--- Start MATERIAL FOR THE TASK ---
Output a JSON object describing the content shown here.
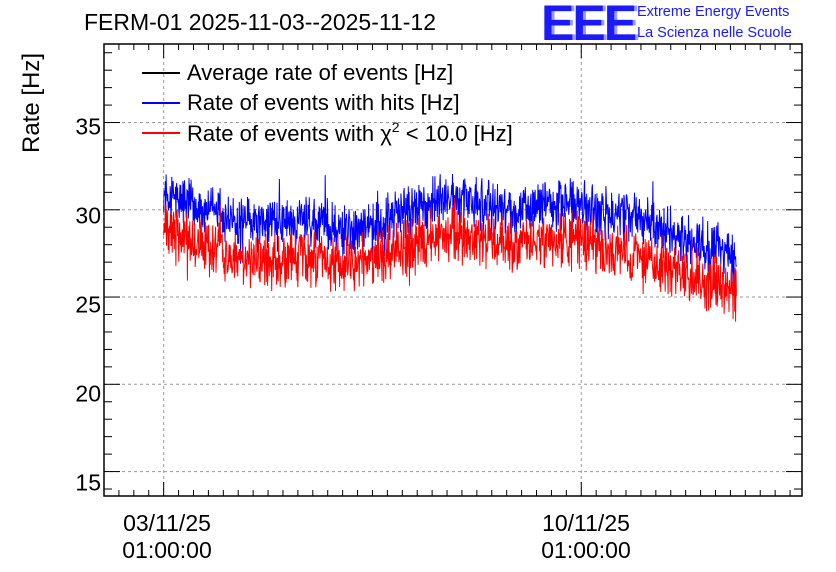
{
  "title": "FERM-01 2025-11-03--2025-11-12",
  "logo": {
    "text": "EEE",
    "line1": "Extreme Energy Events",
    "line2": "La Scienza nelle Scuole",
    "color": "#1a1aff"
  },
  "chart_data": {
    "type": "line",
    "title": "FERM-01 2025-11-03--2025-11-12",
    "xlabel": "",
    "ylabel": "Rate [Hz]",
    "ylim": [
      13.6,
      39.5
    ],
    "grid": true,
    "legend_position": "top-left",
    "x_ticks": [
      {
        "day": 0,
        "line1": "03/11/25",
        "line2": "01:00:00"
      },
      {
        "day": 7,
        "line1": "10/11/25",
        "line2": "01:00:00"
      }
    ],
    "y_ticks": [
      "15",
      "20",
      "25",
      "30",
      "35"
    ],
    "y_tick_values": [
      15,
      20,
      25,
      30,
      35
    ],
    "x_range_days": [
      -1.0,
      10.7
    ],
    "data_range_days": [
      0.0,
      9.6
    ],
    "legend": [
      {
        "label_main": "Average rate of events [Hz]",
        "color": "#000000"
      },
      {
        "label_main": "Rate of events with hits [Hz]",
        "color": "#0000ff"
      },
      {
        "label_pre": "Rate of events with ",
        "label_sym": "χ",
        "label_sup": "2",
        "label_post": " < 10.0 [Hz]",
        "color": "#ff0000"
      }
    ],
    "series": [
      {
        "name": "Rate of events with hits [Hz]",
        "color": "#0000ff",
        "x_days": [
          0,
          0.5,
          1,
          1.5,
          2,
          2.5,
          3,
          3.5,
          4,
          4.5,
          5,
          5.5,
          6,
          6.5,
          7,
          7.5,
          8,
          8.5,
          9,
          9.6
        ],
        "values": [
          30.8,
          30.1,
          29.6,
          29.0,
          29.2,
          29.3,
          28.8,
          29.2,
          29.8,
          30.4,
          30.6,
          30.2,
          30.0,
          30.4,
          30.3,
          29.7,
          29.5,
          28.8,
          28.0,
          27.4
        ],
        "noise": 1.0
      },
      {
        "name": "Rate of events with χ² < 10.0 [Hz]",
        "color": "#ff0000",
        "x_days": [
          0,
          0.5,
          1,
          1.5,
          2,
          2.5,
          3,
          3.5,
          4,
          4.5,
          5,
          5.5,
          6,
          6.5,
          7,
          7.5,
          8,
          8.5,
          9,
          9.6
        ],
        "values": [
          28.9,
          28.1,
          27.5,
          27.0,
          27.1,
          27.3,
          26.9,
          27.2,
          27.7,
          28.3,
          28.6,
          28.2,
          28.0,
          28.4,
          28.2,
          27.6,
          27.3,
          26.6,
          25.9,
          25.3
        ],
        "noise": 1.1
      }
    ]
  }
}
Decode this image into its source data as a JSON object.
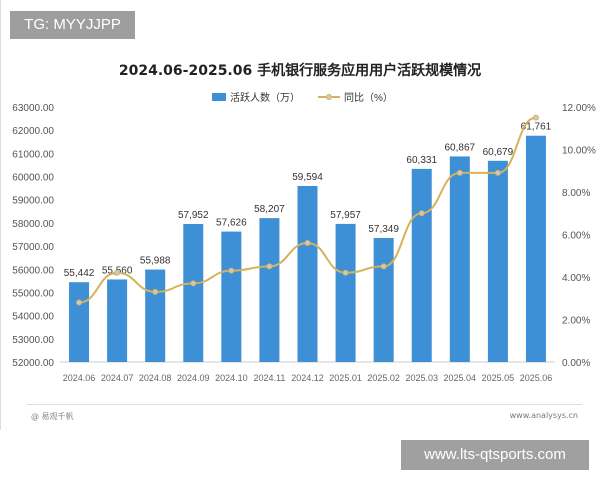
{
  "watermark_top": "TG: MYYJJPP",
  "watermark_bottom": "www.lts-qtsports.com",
  "footer": {
    "source": "@ 易观千帆",
    "site": "www.analysys.cn"
  },
  "colors": {
    "bar": "#3d8fd6",
    "line": "#d6b25a",
    "marker": "#c9c9c9"
  },
  "chart_data": {
    "type": "bar+line",
    "title": "2024.06-2025.06 手机银行服务应用用户活跃规模情况",
    "categories": [
      "2024.06",
      "2024.07",
      "2024.08",
      "2024.09",
      "2024.10",
      "2024.11",
      "2024.12",
      "2025.01",
      "2025.02",
      "2025.03",
      "2025.04",
      "2025.05",
      "2025.06"
    ],
    "series": [
      {
        "name": "活跃人数（万）",
        "type": "bar",
        "axis": "left",
        "values": [
          55442,
          55560,
          55988,
          57952,
          57626,
          58207,
          59594,
          57957,
          57349,
          60331,
          60867,
          60679,
          61761
        ],
        "labels": [
          "55,442",
          "55,560",
          "55,988",
          "57,952",
          "57,626",
          "58,207",
          "59,594",
          "57,957",
          "57,349",
          "60,331",
          "60,867",
          "60,679",
          "61,761"
        ]
      },
      {
        "name": "同比（%）",
        "type": "line",
        "axis": "right",
        "values": [
          2.8,
          4.2,
          3.3,
          3.7,
          4.3,
          4.5,
          5.6,
          4.2,
          4.5,
          7.0,
          8.9,
          8.9,
          11.5
        ]
      }
    ],
    "y_left": {
      "range": [
        52000,
        63000
      ],
      "ticks": [
        "52000.00",
        "53000.00",
        "54000.00",
        "55000.00",
        "56000.00",
        "57000.00",
        "58000.00",
        "59000.00",
        "60000.00",
        "61000.00",
        "62000.00",
        "63000.00"
      ]
    },
    "y_right": {
      "range": [
        0,
        12
      ],
      "ticks": [
        "0.00%",
        "2.00%",
        "4.00%",
        "6.00%",
        "8.00%",
        "10.00%",
        "12.00%"
      ]
    },
    "grid": false,
    "legend": "top-center"
  }
}
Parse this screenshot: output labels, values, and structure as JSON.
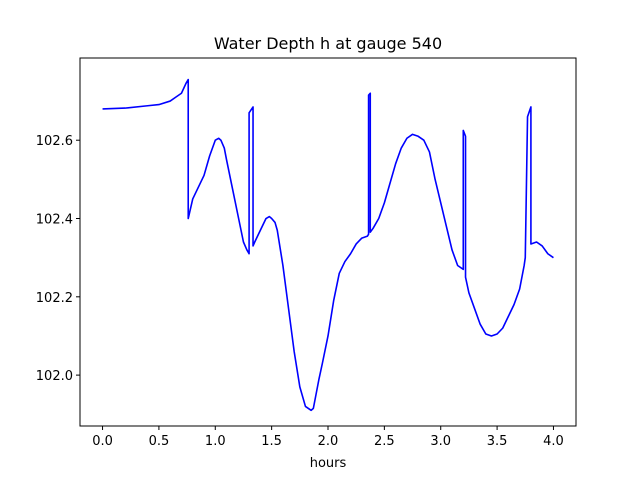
{
  "chart_data": {
    "type": "line",
    "title": "Water Depth h at gauge 540",
    "xlabel": "hours",
    "ylabel": "",
    "xlim": [
      -0.2,
      4.2
    ],
    "ylim": [
      101.87,
      102.81
    ],
    "xticks": [
      0.0,
      0.5,
      1.0,
      1.5,
      2.0,
      2.5,
      3.0,
      3.5,
      4.0
    ],
    "xtick_labels": [
      "0.0",
      "0.5",
      "1.0",
      "1.5",
      "2.0",
      "2.5",
      "3.0",
      "3.5",
      "4.0"
    ],
    "yticks": [
      102.0,
      102.2,
      102.4,
      102.6
    ],
    "ytick_labels": [
      "102.0",
      "102.2",
      "102.4",
      "102.6"
    ],
    "grid": false,
    "series": [
      {
        "color": "#0000ff",
        "x": [
          0.0,
          0.2,
          0.4,
          0.5,
          0.6,
          0.65,
          0.7,
          0.74,
          0.76,
          0.76,
          0.8,
          0.85,
          0.9,
          0.95,
          1.0,
          1.03,
          1.05,
          1.08,
          1.1,
          1.15,
          1.2,
          1.25,
          1.28,
          1.3,
          1.3,
          1.335,
          1.335,
          1.35,
          1.4,
          1.45,
          1.48,
          1.5,
          1.53,
          1.55,
          1.6,
          1.65,
          1.7,
          1.75,
          1.8,
          1.85,
          1.87,
          1.9,
          1.92,
          1.95,
          2.0,
          2.05,
          2.1,
          2.15,
          2.2,
          2.25,
          2.3,
          2.35,
          2.36,
          2.36,
          2.375,
          2.375,
          2.4,
          2.45,
          2.5,
          2.55,
          2.6,
          2.65,
          2.7,
          2.75,
          2.8,
          2.85,
          2.9,
          2.95,
          3.0,
          3.05,
          3.1,
          3.15,
          3.2,
          3.2,
          3.22,
          3.22,
          3.25,
          3.3,
          3.35,
          3.4,
          3.45,
          3.5,
          3.55,
          3.6,
          3.65,
          3.7,
          3.74,
          3.75,
          3.77,
          3.8,
          3.8,
          3.85,
          3.9,
          3.95,
          4.0
        ],
        "y": [
          102.68,
          102.682,
          102.688,
          102.691,
          102.7,
          102.71,
          102.72,
          102.745,
          102.755,
          102.4,
          102.45,
          102.48,
          102.51,
          102.56,
          102.6,
          102.605,
          102.6,
          102.58,
          102.55,
          102.48,
          102.41,
          102.34,
          102.32,
          102.31,
          102.67,
          102.685,
          102.33,
          102.34,
          102.37,
          102.4,
          102.405,
          102.4,
          102.39,
          102.37,
          102.28,
          102.17,
          102.06,
          101.97,
          101.92,
          101.91,
          101.915,
          101.96,
          101.99,
          102.03,
          102.1,
          102.19,
          102.26,
          102.29,
          102.31,
          102.335,
          102.35,
          102.355,
          102.36,
          102.715,
          102.72,
          102.365,
          102.375,
          102.4,
          102.44,
          102.49,
          102.54,
          102.58,
          102.605,
          102.615,
          102.61,
          102.6,
          102.57,
          102.5,
          102.44,
          102.38,
          102.32,
          102.28,
          102.27,
          102.625,
          102.61,
          102.25,
          102.21,
          102.17,
          102.13,
          102.105,
          102.1,
          102.105,
          102.12,
          102.15,
          102.18,
          102.22,
          102.28,
          102.3,
          102.66,
          102.685,
          102.335,
          102.34,
          102.33,
          102.31,
          102.3
        ]
      }
    ]
  }
}
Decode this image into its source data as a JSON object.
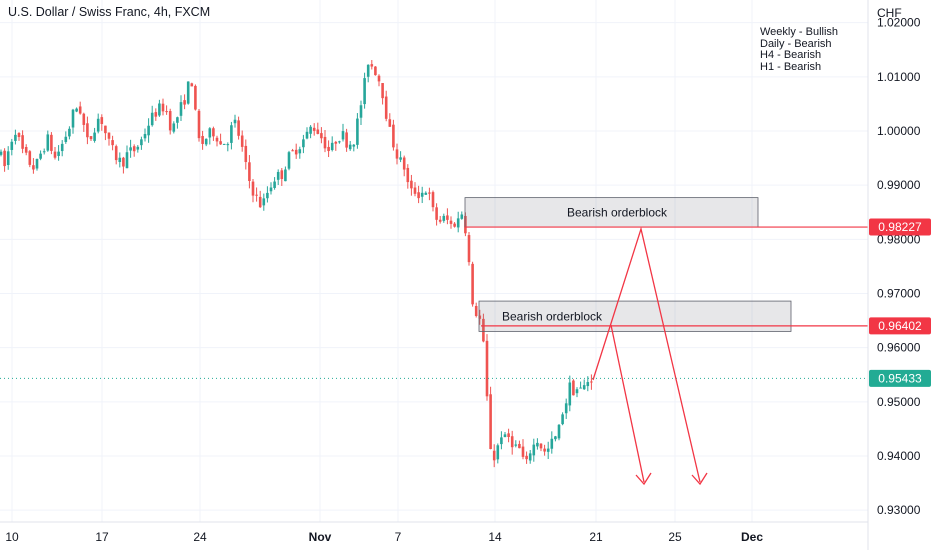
{
  "header": {
    "title": "U.S. Dollar / Swiss Franc, 4h, FXCM",
    "currency": "CHF"
  },
  "notes": [
    "Weekly - Bullish",
    "Daily - Bearish",
    "H4 - Bearish",
    "H1 - Bearish"
  ],
  "price_axis": {
    "ticks": [
      "1.02000",
      "1.01000",
      "1.00000",
      "0.99000",
      "0.98000",
      "0.97000",
      "0.96000",
      "0.95000",
      "0.94000",
      "0.93000"
    ]
  },
  "time_axis": {
    "ticks": [
      "10",
      "17",
      "24",
      "Nov",
      "7",
      "14",
      "21",
      "25",
      "Dec"
    ]
  },
  "price_tags": [
    {
      "label": "0.98227",
      "color": "#f23645"
    },
    {
      "label": "0.96402",
      "color": "#f23645"
    },
    {
      "label": "0.95433",
      "color": "#22ab94"
    }
  ],
  "orderblocks": [
    {
      "label": "Bearish orderblock",
      "top": 0.9877,
      "bottom": 0.98227
    },
    {
      "label": "Bearish orderblock",
      "top": 0.9686,
      "bottom": 0.963
    }
  ],
  "colors": {
    "up": "#26a69a",
    "down": "#ef5350",
    "projection": "#f23645",
    "current_price_line": "#22ab94"
  },
  "chart_data": {
    "type": "candlestick",
    "symbol": "USD/CHF",
    "interval": "4h",
    "ylim": [
      0.928,
      1.024
    ],
    "current_price": 0.95433,
    "path": [
      [
        0,
        0.996
      ],
      [
        4,
        0.993
      ],
      [
        10,
        0.9975
      ],
      [
        15,
        1.0005
      ],
      [
        22,
        0.9965
      ],
      [
        28,
        0.9945
      ],
      [
        35,
        0.993
      ],
      [
        42,
        0.9965
      ],
      [
        48,
        0.9985
      ],
      [
        55,
        0.995
      ],
      [
        62,
        0.9975
      ],
      [
        70,
        1.001
      ],
      [
        75,
        1.0045
      ],
      [
        80,
        1.004
      ],
      [
        88,
        0.9975
      ],
      [
        95,
        1.001
      ],
      [
        100,
        1.003
      ],
      [
        108,
        0.998
      ],
      [
        115,
        0.9955
      ],
      [
        122,
        0.994
      ],
      [
        128,
        0.996
      ],
      [
        135,
        0.9965
      ],
      [
        142,
        0.9985
      ],
      [
        150,
        1.002
      ],
      [
        158,
        1.004
      ],
      [
        165,
        1.0045
      ],
      [
        172,
        1.0
      ],
      [
        180,
        1.004
      ],
      [
        186,
        1.0065
      ],
      [
        191,
        1.0105
      ],
      [
        195,
        1.0035
      ],
      [
        200,
        0.997
      ],
      [
        205,
        0.9985
      ],
      [
        210,
        0.9995
      ],
      [
        215,
        1.0
      ],
      [
        220,
        0.9975
      ],
      [
        228,
        0.9985
      ],
      [
        234,
        1.002
      ],
      [
        240,
        0.9985
      ],
      [
        248,
        0.9915
      ],
      [
        255,
        0.988
      ],
      [
        262,
        0.986
      ],
      [
        268,
        0.989
      ],
      [
        275,
        0.9915
      ],
      [
        282,
        0.992
      ],
      [
        288,
        0.995
      ],
      [
        295,
        0.9965
      ],
      [
        300,
        0.9975
      ],
      [
        306,
        0.999
      ],
      [
        312,
        1.001
      ],
      [
        318,
        1.0
      ],
      [
        324,
        0.998
      ],
      [
        330,
        0.996
      ],
      [
        336,
        0.9985
      ],
      [
        342,
        0.9995
      ],
      [
        348,
        0.9975
      ],
      [
        354,
        0.9985
      ],
      [
        360,
        1.004
      ],
      [
        364,
        1.008
      ],
      [
        368,
        1.013
      ],
      [
        372,
        1.012
      ],
      [
        376,
        1.011
      ],
      [
        380,
        1.009
      ],
      [
        384,
        1.006
      ],
      [
        388,
        1.001
      ],
      [
        392,
        0.9985
      ],
      [
        396,
        0.996
      ],
      [
        400,
        0.9945
      ],
      [
        404,
        0.9935
      ],
      [
        408,
        0.99
      ],
      [
        412,
        0.9885
      ],
      [
        416,
        0.989
      ],
      [
        420,
        0.988
      ],
      [
        425,
        0.9895
      ],
      [
        430,
        0.9875
      ],
      [
        434,
        0.9845
      ],
      [
        438,
        0.9835
      ],
      [
        442,
        0.9835
      ],
      [
        446,
        0.984
      ],
      [
        450,
        0.9825
      ],
      [
        454,
        0.983
      ],
      [
        458,
        0.9835
      ],
      [
        462,
        0.985
      ],
      [
        464,
        0.987
      ],
      [
        466,
        0.98
      ],
      [
        468,
        0.977
      ],
      [
        470,
        0.974
      ],
      [
        472,
        0.968
      ],
      [
        474,
        0.9655
      ],
      [
        476,
        0.9665
      ],
      [
        478,
        0.9665
      ],
      [
        480,
        0.965
      ],
      [
        482,
        0.9635
      ],
      [
        484,
        0.959
      ],
      [
        486,
        0.954
      ],
      [
        488,
        0.947
      ],
      [
        490,
        0.9425
      ],
      [
        492,
        0.94
      ],
      [
        494,
        0.9395
      ],
      [
        498,
        0.942
      ],
      [
        502,
        0.9445
      ],
      [
        506,
        0.9425
      ],
      [
        510,
        0.944
      ],
      [
        514,
        0.9415
      ],
      [
        518,
        0.942
      ],
      [
        522,
        0.94
      ],
      [
        526,
        0.938
      ],
      [
        530,
        0.941
      ],
      [
        534,
        0.942
      ],
      [
        538,
        0.943
      ],
      [
        542,
        0.9415
      ],
      [
        546,
        0.94
      ],
      [
        550,
        0.942
      ],
      [
        554,
        0.943
      ],
      [
        558,
        0.944
      ],
      [
        562,
        0.948
      ],
      [
        566,
        0.95
      ],
      [
        570,
        0.953
      ],
      [
        574,
        0.952
      ],
      [
        578,
        0.9525
      ],
      [
        582,
        0.952
      ],
      [
        586,
        0.9535
      ],
      [
        590,
        0.9543
      ],
      [
        594,
        0.9545
      ]
    ]
  }
}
--- End MATERIAL FOR THE TASK ---
WHAT TO DO> Among the lines of the material above, how many include the string "FERM"? Report only that number.

RESPONSE TO THIS EXERCISE> 2